§ **WHAT THE TASK REQUIRES**
Pictures do not belong in the copy, so please give every entry below again exactly.

§ **TASK INPUTS**

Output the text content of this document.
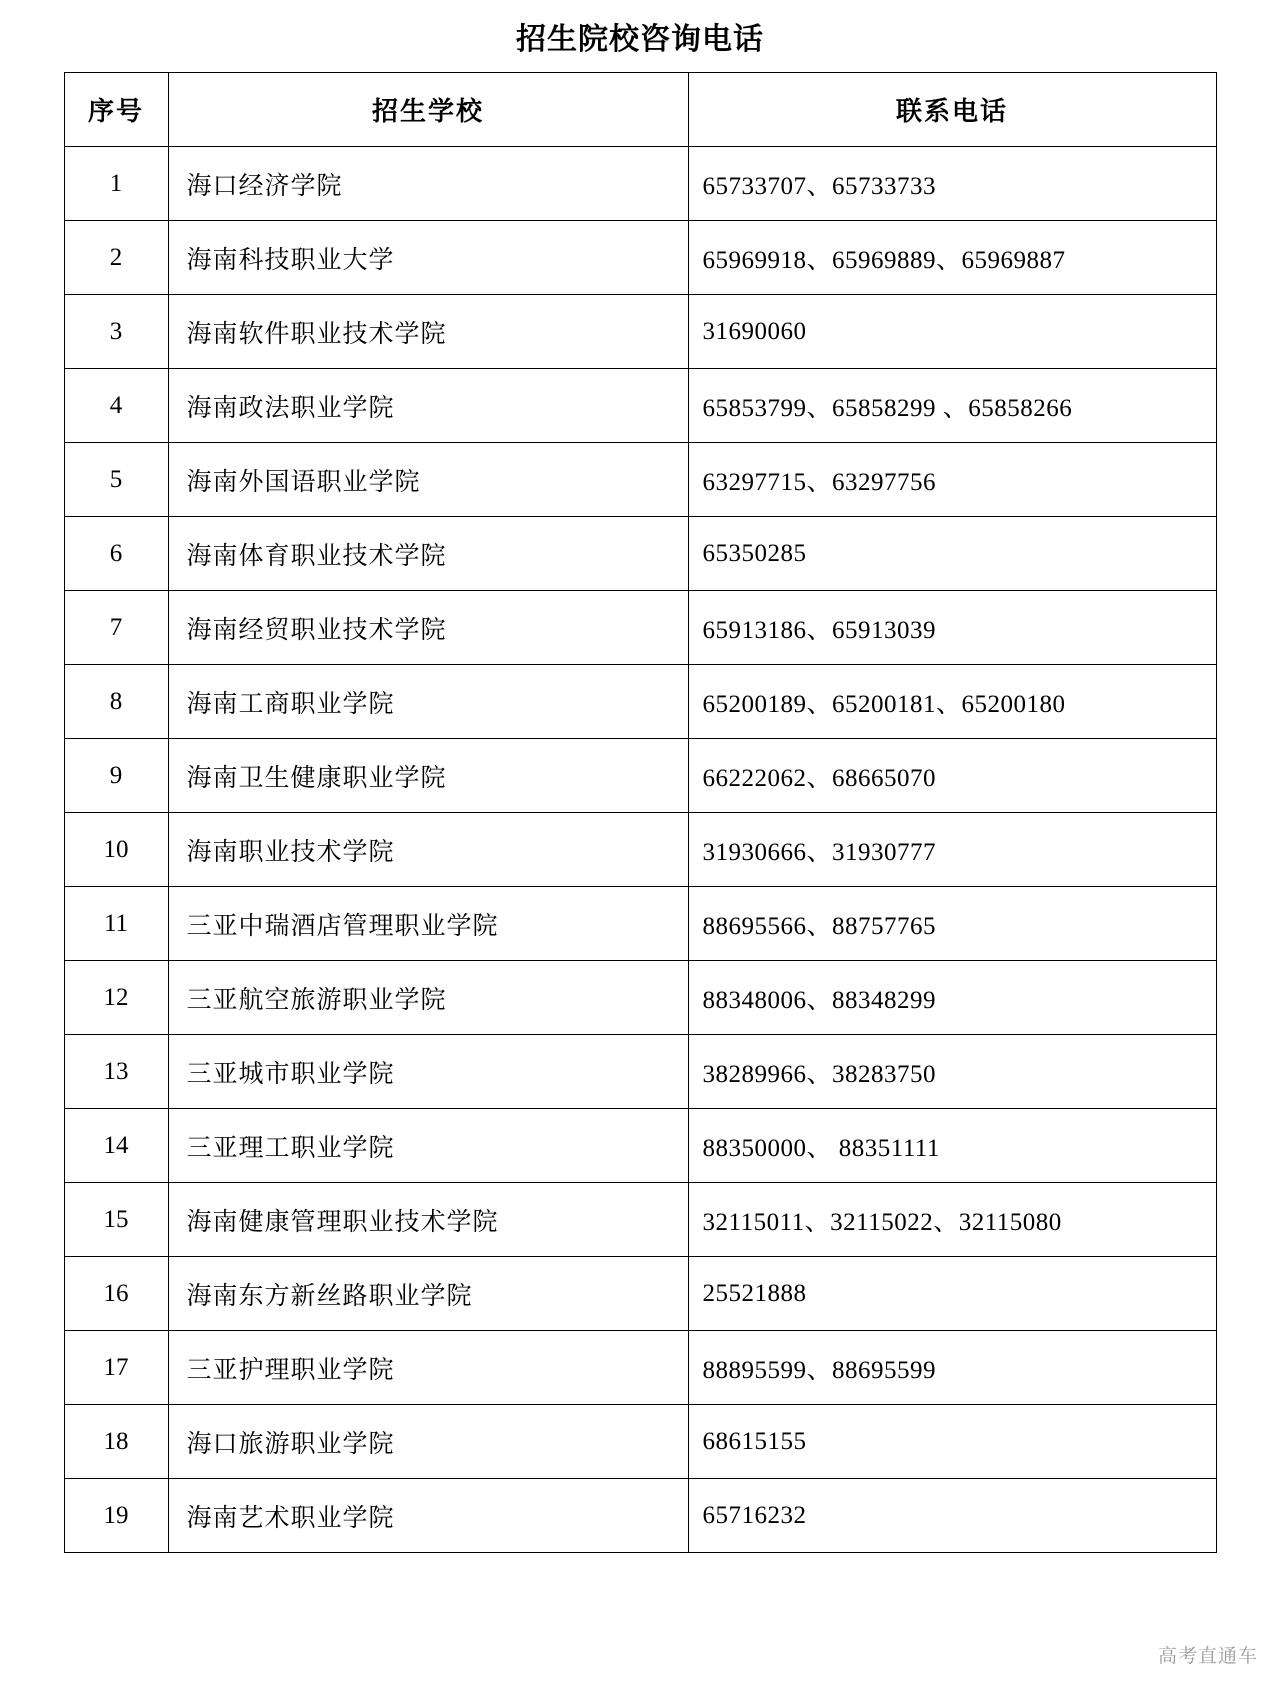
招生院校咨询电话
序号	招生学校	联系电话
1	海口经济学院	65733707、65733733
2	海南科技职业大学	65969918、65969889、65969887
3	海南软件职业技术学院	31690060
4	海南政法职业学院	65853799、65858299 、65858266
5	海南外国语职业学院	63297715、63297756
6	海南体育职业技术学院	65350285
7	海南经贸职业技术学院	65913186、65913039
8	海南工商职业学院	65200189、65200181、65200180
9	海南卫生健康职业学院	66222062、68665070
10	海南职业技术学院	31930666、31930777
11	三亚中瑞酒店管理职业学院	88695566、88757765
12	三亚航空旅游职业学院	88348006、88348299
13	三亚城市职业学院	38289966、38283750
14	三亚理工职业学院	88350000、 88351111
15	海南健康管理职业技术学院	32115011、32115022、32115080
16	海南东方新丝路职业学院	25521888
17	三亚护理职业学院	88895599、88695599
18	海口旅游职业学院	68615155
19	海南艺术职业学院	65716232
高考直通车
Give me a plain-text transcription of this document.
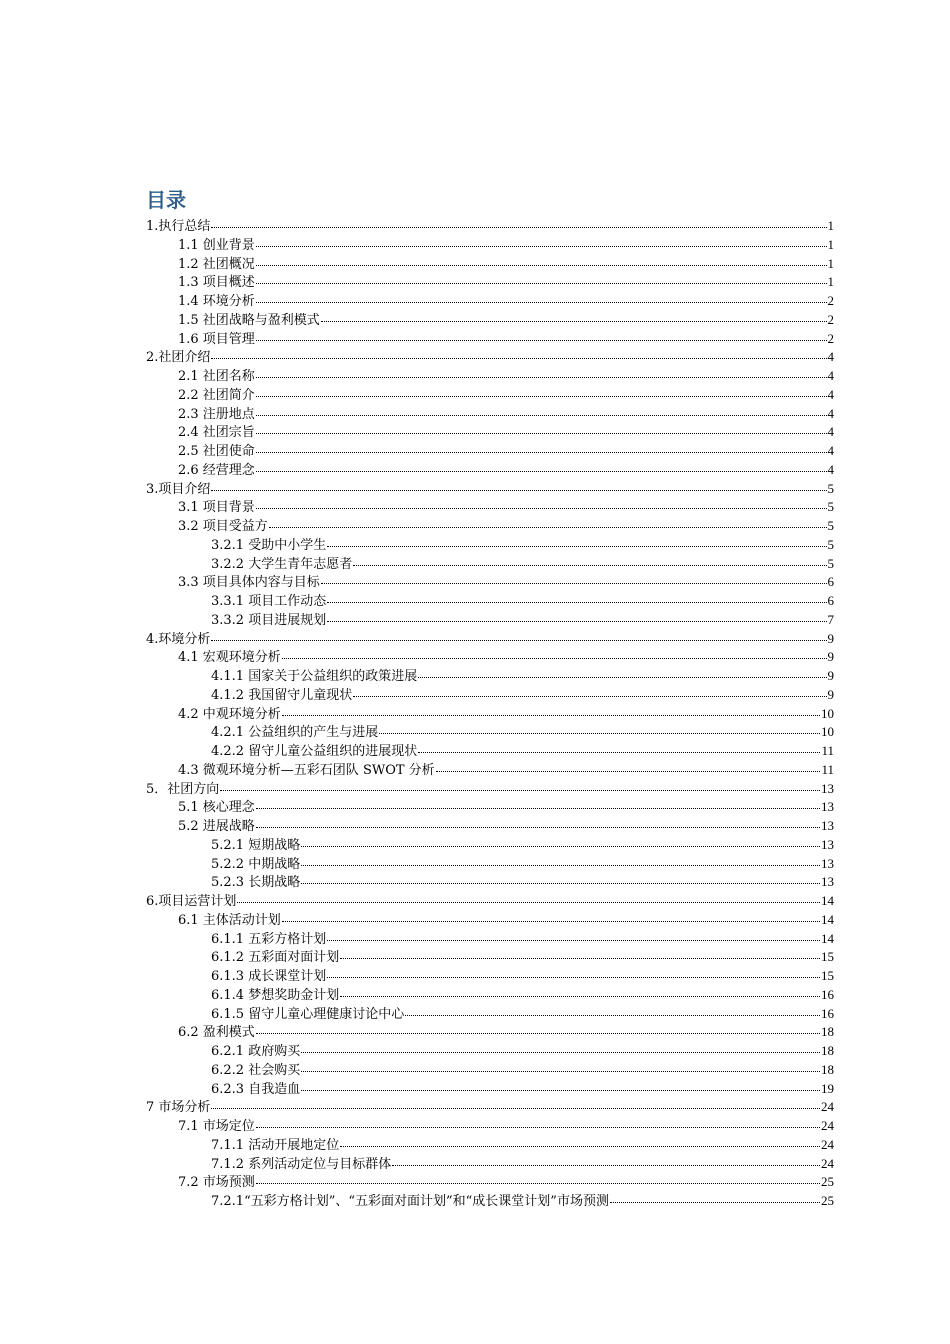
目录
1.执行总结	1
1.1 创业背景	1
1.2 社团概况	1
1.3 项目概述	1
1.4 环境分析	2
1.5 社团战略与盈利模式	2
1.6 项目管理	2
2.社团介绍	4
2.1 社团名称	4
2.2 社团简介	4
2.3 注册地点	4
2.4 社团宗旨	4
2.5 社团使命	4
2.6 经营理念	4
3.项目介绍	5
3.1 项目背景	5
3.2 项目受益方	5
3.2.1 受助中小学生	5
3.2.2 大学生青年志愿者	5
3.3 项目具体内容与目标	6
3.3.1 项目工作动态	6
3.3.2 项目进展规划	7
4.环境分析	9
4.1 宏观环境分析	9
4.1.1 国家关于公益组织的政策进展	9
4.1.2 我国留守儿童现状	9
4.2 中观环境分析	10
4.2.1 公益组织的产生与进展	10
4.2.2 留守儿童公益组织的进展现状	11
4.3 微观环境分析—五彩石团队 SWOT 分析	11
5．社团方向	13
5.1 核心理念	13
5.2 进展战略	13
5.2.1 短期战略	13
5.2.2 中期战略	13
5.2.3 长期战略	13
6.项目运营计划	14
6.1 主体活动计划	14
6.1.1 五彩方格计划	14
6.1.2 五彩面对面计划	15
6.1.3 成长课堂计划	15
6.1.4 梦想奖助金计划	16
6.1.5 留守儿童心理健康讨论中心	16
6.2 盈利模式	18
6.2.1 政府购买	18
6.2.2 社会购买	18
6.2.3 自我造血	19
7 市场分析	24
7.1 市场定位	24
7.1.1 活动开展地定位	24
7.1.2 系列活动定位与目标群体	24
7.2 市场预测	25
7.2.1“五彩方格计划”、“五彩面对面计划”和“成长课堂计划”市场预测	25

§ **SOLVED PROBLEM**
Output the text content of this document.
招生院校咨询电话
序号	招生学校	联系电话
1	海口经济学院	65733707、65733733
2	海南科技职业大学	65969918、65969889、65969887
3	海南软件职业技术学院	31690060
4	海南政法职业学院	65853799、65858299 、65858266
5	海南外国语职业学院	63297715、63297756
6	海南体育职业技术学院	65350285
7	海南经贸职业技术学院	65913186、65913039
8	海南工商职业学院	65200189、65200181、65200180
9	海南卫生健康职业学院	66222062、68665070
10	海南职业技术学院	31930666、31930777
11	三亚中瑞酒店管理职业学院	88695566、88757765
12	三亚航空旅游职业学院	88348006、88348299
13	三亚城市职业学院	38289966、38283750
14	三亚理工职业学院	88350000、 88351111
15	海南健康管理职业技术学院	32115011、32115022、32115080
16	海南东方新丝路职业学院	25521888
17	三亚护理职业学院	88895599、88695599
18	海口旅游职业学院	68615155
19	海南艺术职业学院	65716232
高考直通车
Give me a plain-text transcription of this document.
目录
1.执行总结	1
1.1 创业背景	1
1.2 社团概况	1
1.3 项目概述	1
1.4 环境分析	2
1.5 社团战略与盈利模式	2
1.6 项目管理	2
2.社团介绍	4
2.1 社团名称	4
2.2 社团简介	4
2.3 注册地点	4
2.4 社团宗旨	4
2.5 社团使命	4
2.6 经营理念	4
3.项目介绍	5
3.1 项目背景	5
3.2 项目受益方	5
3.2.1 受助中小学生	5
3.2.2 大学生青年志愿者	5
3.3 项目具体内容与目标	6
3.3.1 项目工作动态	6
3.3.2 项目进展规划	7
4.环境分析	9
4.1 宏观环境分析	9
4.1.1 国家关于公益组织的政策进展	9
4.1.2 我国留守儿童现状	9
4.2 中观环境分析	10
4.2.1 公益组织的产生与进展	10
4.2.2 留守儿童公益组织的进展现状	11
4.3 微观环境分析—五彩石团队 SWOT 分析	11
5．社团方向	13
5.1 核心理念	13
5.2 进展战略	13
5.2.1 短期战略	13
5.2.2 中期战略	13
5.2.3 长期战略	13
6.项目运营计划	14
6.1 主体活动计划	14
6.1.1 五彩方格计划	14
6.1.2 五彩面对面计划	15
6.1.3 成长课堂计划	15
6.1.4 梦想奖助金计划	16
6.1.5 留守儿童心理健康讨论中心	16
6.2 盈利模式	18
6.2.1 政府购买	18
6.2.2 社会购买	18
6.2.3 自我造血	19
7 市场分析	24
7.1 市场定位	24
7.1.1 活动开展地定位	24
7.1.2 系列活动定位与目标群体	24
7.2 市场预测	25
7.2.1“五彩方格计划”、“五彩面对面计划”和“成长课堂计划”市场预测	25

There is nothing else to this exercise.